SOURCE DATA -

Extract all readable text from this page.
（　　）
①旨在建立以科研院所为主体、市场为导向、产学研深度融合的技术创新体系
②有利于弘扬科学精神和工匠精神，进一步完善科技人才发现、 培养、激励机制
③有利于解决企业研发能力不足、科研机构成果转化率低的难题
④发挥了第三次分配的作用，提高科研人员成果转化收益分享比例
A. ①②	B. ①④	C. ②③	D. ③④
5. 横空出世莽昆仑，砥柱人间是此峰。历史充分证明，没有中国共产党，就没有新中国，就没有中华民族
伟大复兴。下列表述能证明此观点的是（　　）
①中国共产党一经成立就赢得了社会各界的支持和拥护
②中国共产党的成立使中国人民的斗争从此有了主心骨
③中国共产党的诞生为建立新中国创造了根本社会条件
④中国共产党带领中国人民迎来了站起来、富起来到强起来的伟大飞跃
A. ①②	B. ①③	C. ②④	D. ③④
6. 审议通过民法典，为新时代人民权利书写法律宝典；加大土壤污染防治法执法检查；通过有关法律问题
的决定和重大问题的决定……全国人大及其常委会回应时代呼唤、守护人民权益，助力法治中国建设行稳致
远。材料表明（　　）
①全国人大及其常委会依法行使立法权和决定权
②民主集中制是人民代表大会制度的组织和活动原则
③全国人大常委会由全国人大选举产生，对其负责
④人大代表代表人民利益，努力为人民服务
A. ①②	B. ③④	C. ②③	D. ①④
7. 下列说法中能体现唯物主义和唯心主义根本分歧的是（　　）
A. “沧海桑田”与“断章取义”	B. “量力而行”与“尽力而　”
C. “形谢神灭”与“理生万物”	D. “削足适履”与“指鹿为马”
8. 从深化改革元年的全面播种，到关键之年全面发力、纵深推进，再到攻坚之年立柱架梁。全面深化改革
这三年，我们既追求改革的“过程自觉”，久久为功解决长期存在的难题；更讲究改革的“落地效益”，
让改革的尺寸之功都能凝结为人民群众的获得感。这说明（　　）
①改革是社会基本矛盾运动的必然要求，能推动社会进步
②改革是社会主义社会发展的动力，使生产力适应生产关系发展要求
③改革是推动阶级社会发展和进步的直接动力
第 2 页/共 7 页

YOUR GOAL -
Extract the listing in its entirety, matching it exactly.

REPLY -
Extract all readable text from this page.
（　　）
①旨在建立以科研院所为主体、市场为导向、产学研深度融合的技术创新体系
②有利于弘扬科学精神和工匠精神，进一步完善科技人才发现、 培养、激励机制
③有利于解决企业研发能力不足、科研机构成果转化率低的难题
④发挥了第三次分配的作用，提高科研人员成果转化收益分享比例
A. ①②	B. ①④	C. ②③	D. ③④
5. 横空出世莽昆仑，砥柱人间是此峰。历史充分证明，没有中国共产党，就没有新中国，就没有中华民族
伟大复兴。下列表述能证明此观点的是（　　）
①中国共产党一经成立就赢得了社会各界的支持和拥护
②中国共产党的成立使中国人民的斗争从此有了主心骨
③中国共产党的诞生为建立新中国创造了根本社会条件
④中国共产党带领中国人民迎来了站起来、富起来到强起来的伟大飞跃
A. ①②	B. ①③	C. ②④	D. ③④
6. 审议通过民法典，为新时代人民权利书写法律宝典；加大土壤污染防治法执法检查；通过有关法律问题
的决定和重大问题的决定……全国人大及其常委会回应时代呼唤、守护人民权益，助力法治中国建设行稳致
远。材料表明（　　）
①全国人大及其常委会依法行使立法权和决定权
②民主集中制是人民代表大会制度的组织和活动原则
③全国人大常委会由全国人大选举产生，对其负责
④人大代表代表人民利益，努力为人民服务
A. ①②	B. ③④	C. ②③	D. ①④
7. 下列说法中能体现唯物主义和唯心主义根本分歧的是（　　）
A. “沧海桑田”与“断章取义”	B. “量力而行”与“尽力而　”
C. “形谢神灭”与“理生万物”	D. “削足适履”与“指鹿为马”
8. 从深化改革元年的全面播种，到关键之年全面发力、纵深推进，再到攻坚之年立柱架梁。全面深化改革
这三年，我们既追求改革的“过程自觉”，久久为功解决长期存在的难题；更讲究改革的“落地效益”，
让改革的尺寸之功都能凝结为人民群众的获得感。这说明（　　）
①改革是社会基本矛盾运动的必然要求，能推动社会进步
②改革是社会主义社会发展的动力，使生产力适应生产关系发展要求
③改革是推动阶级社会发展和进步的直接动力
第 2 页/共 7 页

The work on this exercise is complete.